-- start of Stored data --
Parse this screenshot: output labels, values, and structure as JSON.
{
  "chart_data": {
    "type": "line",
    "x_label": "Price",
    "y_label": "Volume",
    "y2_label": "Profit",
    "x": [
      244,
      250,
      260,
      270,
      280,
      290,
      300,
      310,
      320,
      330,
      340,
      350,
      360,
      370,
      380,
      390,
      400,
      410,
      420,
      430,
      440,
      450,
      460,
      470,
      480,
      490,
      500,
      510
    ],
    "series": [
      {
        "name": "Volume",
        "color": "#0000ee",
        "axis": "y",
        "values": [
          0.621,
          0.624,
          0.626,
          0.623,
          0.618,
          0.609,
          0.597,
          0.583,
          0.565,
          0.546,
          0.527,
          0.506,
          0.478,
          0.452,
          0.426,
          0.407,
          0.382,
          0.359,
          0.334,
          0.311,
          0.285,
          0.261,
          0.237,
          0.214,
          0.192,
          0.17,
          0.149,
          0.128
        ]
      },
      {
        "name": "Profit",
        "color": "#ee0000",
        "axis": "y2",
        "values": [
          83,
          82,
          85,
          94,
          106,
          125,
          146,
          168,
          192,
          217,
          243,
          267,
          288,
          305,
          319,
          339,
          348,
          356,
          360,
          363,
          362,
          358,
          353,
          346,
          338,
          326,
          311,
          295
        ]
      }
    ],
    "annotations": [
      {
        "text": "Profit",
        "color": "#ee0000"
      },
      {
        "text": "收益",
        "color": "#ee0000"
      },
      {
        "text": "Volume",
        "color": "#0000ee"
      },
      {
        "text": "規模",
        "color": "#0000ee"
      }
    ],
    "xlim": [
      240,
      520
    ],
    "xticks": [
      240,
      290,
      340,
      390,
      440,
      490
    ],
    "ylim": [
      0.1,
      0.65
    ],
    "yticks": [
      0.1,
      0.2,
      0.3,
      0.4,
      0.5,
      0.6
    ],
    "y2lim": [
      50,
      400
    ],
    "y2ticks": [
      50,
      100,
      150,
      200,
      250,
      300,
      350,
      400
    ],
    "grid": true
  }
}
-- end of Stored data --
-- start of Stored data --
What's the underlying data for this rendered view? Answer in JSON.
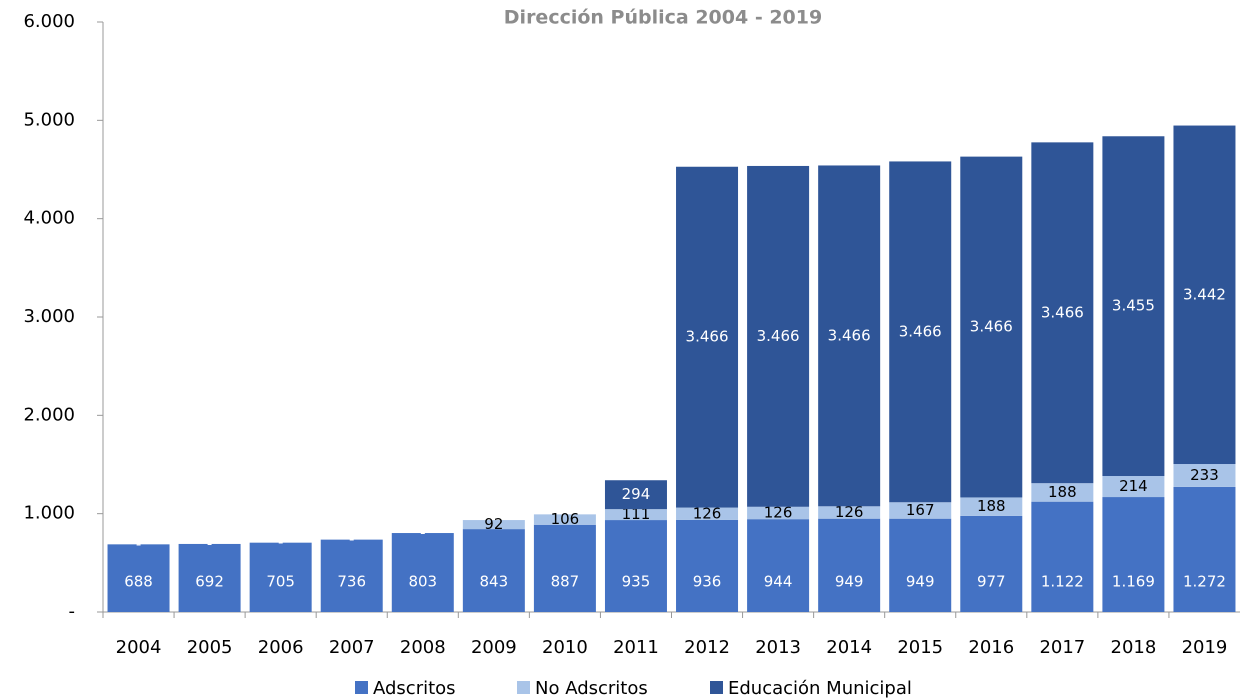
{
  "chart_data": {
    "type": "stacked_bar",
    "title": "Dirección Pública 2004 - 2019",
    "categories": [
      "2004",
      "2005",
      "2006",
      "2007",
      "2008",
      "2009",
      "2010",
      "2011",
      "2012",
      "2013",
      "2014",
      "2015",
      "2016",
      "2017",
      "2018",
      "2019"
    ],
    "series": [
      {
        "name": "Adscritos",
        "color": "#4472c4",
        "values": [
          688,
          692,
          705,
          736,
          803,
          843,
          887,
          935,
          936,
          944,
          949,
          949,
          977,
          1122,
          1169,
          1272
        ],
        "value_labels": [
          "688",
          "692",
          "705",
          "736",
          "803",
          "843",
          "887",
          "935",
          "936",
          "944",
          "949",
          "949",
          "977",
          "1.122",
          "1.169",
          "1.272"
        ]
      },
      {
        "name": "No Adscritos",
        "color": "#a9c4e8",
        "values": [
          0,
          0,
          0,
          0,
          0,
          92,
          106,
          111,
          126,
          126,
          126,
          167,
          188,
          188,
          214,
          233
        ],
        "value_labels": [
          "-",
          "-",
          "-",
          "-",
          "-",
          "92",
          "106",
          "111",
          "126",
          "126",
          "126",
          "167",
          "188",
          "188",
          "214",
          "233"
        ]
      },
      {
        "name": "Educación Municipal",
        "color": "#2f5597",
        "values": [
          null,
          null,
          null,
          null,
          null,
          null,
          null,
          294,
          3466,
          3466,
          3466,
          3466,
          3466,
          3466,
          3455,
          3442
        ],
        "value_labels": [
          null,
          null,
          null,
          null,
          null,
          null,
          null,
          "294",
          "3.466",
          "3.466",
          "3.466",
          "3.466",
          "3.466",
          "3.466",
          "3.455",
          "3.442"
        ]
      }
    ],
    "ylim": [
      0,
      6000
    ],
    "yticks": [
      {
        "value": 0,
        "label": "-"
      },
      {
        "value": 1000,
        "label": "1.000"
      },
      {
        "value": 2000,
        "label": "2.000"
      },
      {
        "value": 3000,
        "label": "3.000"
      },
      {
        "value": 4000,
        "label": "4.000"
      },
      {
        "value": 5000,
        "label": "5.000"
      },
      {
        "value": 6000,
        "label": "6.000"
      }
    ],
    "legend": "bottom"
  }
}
-- end of Stored data --
-- start of Stored data --
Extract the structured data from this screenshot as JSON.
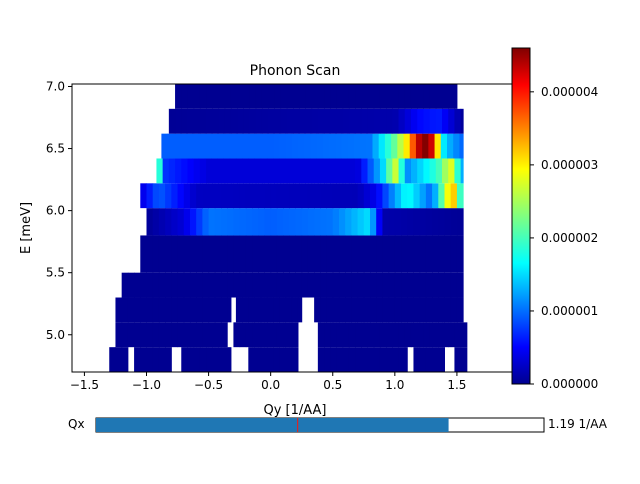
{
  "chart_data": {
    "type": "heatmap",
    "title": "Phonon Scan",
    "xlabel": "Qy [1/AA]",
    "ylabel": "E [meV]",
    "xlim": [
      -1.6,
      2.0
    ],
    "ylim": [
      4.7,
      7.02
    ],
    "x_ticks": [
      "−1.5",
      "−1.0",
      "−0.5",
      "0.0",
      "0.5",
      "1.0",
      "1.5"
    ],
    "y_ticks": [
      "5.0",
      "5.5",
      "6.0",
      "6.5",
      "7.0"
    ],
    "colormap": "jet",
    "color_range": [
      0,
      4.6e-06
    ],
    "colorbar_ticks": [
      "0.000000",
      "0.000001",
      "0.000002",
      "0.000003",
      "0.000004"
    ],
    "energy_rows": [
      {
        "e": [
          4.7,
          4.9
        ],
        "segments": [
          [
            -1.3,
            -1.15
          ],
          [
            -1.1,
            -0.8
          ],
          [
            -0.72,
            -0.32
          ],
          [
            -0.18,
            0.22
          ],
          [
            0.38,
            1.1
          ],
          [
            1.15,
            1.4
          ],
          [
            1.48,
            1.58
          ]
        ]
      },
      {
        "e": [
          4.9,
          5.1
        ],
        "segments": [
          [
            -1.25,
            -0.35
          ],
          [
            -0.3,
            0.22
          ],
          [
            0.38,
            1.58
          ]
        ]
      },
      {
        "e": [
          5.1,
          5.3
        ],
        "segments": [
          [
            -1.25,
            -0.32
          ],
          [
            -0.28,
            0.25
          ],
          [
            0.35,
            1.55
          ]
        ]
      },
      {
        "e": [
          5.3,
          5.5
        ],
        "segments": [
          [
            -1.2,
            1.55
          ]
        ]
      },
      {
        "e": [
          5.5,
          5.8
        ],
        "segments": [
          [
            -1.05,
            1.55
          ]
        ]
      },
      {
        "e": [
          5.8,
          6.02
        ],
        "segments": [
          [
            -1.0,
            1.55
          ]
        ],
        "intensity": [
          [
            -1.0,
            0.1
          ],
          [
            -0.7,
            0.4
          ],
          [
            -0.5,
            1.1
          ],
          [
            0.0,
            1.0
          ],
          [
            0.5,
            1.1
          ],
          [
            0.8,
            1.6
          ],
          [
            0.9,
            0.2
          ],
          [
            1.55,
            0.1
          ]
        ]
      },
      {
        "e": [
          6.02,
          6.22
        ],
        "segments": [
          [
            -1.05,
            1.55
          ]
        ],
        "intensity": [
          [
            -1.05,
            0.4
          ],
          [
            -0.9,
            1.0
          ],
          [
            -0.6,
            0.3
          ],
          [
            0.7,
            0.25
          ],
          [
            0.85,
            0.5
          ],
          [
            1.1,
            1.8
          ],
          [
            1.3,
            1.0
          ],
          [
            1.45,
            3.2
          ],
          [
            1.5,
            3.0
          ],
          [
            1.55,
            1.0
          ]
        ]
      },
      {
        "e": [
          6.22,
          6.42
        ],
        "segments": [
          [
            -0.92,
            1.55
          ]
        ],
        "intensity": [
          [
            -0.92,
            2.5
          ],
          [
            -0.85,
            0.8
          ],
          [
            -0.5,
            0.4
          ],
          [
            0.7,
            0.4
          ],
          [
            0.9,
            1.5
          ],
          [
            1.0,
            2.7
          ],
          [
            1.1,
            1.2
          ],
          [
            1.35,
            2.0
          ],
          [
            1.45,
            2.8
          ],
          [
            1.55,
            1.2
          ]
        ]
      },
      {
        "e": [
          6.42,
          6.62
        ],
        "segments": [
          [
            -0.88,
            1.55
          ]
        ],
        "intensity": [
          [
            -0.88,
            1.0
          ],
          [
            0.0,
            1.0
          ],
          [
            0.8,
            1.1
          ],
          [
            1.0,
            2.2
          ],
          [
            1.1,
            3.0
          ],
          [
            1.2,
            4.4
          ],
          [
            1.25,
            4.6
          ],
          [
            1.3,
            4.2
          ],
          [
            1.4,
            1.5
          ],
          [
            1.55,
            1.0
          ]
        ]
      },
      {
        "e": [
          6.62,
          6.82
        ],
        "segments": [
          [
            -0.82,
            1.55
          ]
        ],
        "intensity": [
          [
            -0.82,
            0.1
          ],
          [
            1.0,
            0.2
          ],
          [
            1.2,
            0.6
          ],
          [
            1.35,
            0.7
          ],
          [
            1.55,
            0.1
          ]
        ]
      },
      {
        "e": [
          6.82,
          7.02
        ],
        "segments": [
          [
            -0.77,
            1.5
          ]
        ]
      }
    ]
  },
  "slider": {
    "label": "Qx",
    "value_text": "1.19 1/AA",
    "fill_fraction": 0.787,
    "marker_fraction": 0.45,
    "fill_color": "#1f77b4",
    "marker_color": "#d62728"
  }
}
-- end of Stored data --
## Task details
Where a line above contains the string "Volume", copy that line.

## Complete response
    "y_label": "Volume",
        "name": "Volume",
        "text": "Volume",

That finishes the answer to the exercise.